## Exercise requirements
Filter the records below and copy every line containing the word "minimum".

## Records provided
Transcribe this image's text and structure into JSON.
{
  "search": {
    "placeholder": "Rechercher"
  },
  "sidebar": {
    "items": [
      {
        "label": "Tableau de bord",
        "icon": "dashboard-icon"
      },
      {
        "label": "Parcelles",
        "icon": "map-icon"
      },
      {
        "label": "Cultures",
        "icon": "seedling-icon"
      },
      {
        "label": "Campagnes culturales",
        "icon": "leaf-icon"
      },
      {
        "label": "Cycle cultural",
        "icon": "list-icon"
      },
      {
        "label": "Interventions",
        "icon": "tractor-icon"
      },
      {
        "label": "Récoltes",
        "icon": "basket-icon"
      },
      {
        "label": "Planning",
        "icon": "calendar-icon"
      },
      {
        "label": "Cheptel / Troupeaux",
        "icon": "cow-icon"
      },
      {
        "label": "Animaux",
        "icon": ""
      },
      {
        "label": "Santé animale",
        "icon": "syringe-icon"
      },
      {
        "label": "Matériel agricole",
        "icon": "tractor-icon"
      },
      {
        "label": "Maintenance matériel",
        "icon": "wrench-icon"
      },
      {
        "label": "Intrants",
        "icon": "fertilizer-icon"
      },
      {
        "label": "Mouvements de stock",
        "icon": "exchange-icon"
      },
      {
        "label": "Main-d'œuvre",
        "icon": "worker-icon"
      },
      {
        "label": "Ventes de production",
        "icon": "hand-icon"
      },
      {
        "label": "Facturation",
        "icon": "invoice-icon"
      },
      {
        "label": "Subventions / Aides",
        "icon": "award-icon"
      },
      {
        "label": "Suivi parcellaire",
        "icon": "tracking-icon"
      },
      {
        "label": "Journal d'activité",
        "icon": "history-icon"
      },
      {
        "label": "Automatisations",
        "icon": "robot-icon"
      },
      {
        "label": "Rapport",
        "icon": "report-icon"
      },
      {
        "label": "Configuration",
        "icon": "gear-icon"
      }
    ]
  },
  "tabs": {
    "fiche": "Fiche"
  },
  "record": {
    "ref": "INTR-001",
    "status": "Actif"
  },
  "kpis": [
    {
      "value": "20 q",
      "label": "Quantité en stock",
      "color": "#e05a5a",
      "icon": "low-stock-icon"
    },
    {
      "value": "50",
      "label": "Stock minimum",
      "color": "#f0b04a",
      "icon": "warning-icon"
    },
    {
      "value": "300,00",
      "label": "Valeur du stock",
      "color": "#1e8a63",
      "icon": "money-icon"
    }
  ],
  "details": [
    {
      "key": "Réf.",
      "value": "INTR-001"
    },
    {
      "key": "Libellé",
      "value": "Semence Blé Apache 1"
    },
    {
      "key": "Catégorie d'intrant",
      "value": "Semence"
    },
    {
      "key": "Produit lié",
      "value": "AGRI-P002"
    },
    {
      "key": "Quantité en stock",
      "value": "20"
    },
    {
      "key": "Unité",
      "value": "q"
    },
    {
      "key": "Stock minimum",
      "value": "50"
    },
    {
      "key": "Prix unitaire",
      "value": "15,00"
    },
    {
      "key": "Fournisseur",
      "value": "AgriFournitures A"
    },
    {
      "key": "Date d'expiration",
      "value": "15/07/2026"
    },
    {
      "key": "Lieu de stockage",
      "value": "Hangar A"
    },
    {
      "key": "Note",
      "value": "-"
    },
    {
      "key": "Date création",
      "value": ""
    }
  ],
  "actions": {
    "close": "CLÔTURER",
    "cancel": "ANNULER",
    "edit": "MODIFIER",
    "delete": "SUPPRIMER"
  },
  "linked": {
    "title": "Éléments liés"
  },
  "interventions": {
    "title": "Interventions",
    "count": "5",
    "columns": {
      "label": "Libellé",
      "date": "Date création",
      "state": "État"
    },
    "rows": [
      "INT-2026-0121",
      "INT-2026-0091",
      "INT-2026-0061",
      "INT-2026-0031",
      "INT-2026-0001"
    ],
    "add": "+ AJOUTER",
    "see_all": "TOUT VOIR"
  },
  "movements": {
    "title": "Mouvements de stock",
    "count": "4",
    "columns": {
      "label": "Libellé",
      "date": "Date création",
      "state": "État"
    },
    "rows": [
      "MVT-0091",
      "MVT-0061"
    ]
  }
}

## Result of this exercise
      "label": "Stock minimum",
      "key": "Stock minimum",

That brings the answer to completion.